--- START Data ---

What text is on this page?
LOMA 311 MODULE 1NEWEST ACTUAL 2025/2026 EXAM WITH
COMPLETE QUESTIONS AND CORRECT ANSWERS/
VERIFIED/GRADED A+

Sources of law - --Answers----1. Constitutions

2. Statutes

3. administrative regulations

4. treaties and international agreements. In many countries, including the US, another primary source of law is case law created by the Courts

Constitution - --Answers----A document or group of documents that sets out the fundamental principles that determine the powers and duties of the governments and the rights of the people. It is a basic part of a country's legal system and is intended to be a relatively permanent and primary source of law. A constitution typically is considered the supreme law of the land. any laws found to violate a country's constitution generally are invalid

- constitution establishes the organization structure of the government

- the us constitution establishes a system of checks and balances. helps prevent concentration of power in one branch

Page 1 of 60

--- END Data ---
--- START Data ---

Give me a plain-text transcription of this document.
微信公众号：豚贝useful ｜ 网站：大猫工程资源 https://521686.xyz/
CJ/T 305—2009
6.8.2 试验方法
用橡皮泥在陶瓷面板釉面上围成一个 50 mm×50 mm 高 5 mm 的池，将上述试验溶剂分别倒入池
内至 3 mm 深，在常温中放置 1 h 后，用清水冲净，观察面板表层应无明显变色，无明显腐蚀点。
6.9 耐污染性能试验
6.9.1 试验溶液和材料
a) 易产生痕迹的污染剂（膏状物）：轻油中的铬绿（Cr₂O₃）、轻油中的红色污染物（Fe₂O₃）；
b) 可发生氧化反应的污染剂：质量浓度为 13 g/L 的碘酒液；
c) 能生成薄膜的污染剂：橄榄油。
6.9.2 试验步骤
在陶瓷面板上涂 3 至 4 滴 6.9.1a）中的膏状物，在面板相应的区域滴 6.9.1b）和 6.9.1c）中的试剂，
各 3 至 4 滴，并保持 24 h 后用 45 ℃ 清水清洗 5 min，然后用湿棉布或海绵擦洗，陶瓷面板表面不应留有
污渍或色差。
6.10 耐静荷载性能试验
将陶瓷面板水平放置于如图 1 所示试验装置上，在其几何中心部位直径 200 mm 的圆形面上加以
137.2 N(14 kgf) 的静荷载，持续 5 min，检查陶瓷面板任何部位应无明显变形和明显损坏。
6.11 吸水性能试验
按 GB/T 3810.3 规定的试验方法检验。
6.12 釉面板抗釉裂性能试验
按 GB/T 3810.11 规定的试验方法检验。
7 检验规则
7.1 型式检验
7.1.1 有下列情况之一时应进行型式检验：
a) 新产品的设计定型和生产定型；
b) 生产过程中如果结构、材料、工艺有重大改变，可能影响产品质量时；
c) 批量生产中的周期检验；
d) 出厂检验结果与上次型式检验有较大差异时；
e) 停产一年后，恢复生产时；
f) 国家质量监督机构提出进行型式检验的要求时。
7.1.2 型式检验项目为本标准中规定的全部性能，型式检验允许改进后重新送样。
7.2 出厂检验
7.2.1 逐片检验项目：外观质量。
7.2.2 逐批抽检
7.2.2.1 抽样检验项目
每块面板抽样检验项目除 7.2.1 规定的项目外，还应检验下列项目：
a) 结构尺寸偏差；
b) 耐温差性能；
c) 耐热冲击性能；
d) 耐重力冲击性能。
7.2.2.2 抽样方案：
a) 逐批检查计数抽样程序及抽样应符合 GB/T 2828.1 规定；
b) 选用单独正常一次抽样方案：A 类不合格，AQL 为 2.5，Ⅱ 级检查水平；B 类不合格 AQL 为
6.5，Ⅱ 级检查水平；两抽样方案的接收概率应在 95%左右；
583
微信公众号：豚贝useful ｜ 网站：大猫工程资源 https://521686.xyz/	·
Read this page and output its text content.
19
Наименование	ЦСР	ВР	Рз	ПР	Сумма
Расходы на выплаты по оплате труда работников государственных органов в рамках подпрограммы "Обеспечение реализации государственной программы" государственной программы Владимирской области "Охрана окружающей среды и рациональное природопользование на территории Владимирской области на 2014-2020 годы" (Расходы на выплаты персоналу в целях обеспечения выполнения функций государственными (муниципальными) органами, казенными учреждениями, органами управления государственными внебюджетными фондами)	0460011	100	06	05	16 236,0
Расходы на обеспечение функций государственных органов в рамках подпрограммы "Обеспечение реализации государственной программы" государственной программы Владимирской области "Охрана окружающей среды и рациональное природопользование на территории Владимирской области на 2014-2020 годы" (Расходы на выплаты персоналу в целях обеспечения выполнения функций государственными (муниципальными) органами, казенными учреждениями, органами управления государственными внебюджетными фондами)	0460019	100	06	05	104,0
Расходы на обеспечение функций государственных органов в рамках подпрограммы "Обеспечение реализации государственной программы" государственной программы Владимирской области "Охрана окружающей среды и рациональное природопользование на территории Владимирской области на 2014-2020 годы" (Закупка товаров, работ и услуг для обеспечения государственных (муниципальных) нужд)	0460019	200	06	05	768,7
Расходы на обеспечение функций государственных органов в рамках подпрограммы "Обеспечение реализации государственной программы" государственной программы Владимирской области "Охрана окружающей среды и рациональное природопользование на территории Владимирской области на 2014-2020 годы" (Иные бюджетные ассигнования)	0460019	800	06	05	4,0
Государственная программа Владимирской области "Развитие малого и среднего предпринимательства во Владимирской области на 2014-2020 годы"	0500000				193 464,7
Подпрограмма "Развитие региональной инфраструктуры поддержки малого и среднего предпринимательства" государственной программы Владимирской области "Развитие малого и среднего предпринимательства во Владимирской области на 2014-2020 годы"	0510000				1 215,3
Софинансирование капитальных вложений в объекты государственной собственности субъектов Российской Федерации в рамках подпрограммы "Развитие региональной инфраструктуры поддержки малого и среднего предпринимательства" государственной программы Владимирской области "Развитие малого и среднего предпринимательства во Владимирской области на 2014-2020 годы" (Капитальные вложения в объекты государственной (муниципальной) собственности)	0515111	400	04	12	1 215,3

--- END Data ---
--- START Data ---

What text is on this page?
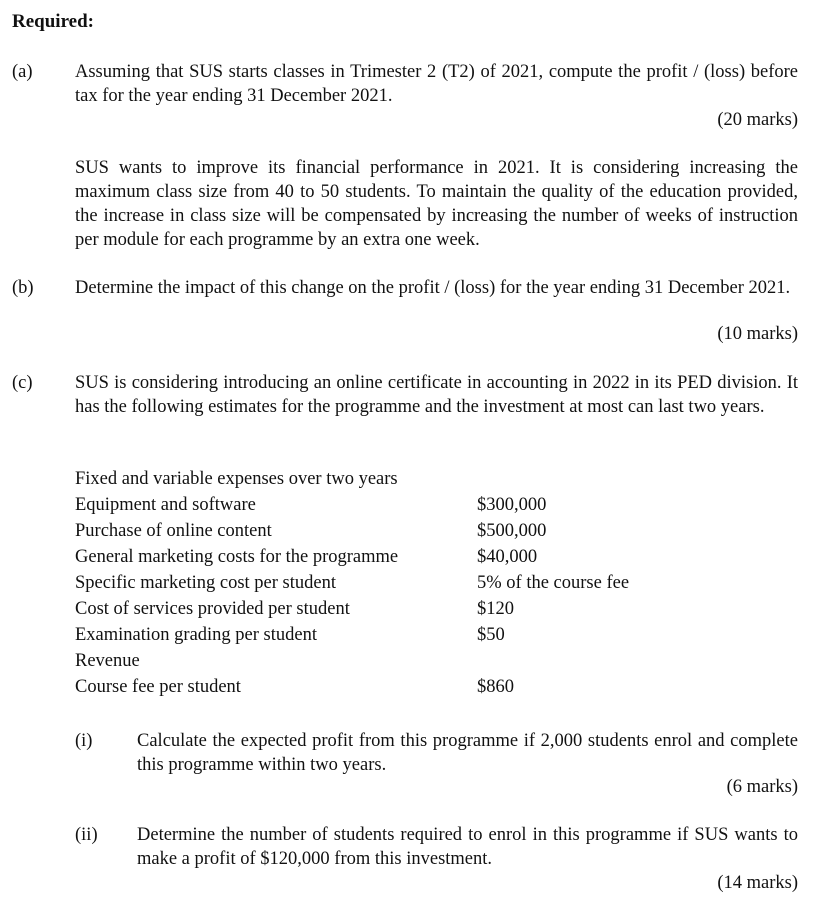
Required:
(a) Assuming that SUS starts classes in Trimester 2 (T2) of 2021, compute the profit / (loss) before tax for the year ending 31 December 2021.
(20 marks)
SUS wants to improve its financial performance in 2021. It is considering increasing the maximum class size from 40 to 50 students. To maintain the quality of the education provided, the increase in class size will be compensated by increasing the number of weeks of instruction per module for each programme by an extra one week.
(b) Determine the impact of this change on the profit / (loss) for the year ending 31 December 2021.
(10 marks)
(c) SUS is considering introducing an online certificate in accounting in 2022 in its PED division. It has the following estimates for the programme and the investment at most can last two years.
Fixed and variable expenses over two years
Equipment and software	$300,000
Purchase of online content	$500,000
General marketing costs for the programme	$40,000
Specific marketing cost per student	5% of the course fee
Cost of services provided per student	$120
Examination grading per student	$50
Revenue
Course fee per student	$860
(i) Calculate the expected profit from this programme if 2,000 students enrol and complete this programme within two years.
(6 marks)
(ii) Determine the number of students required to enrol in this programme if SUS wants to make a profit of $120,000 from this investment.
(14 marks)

--- END Data ---

**Goal**: Go through the records above, find every line with the word "marketing", and list those lines.

**Right answer**:
General marketing costs for the programme	$40,000
Specific marketing cost per student	5% of the course fee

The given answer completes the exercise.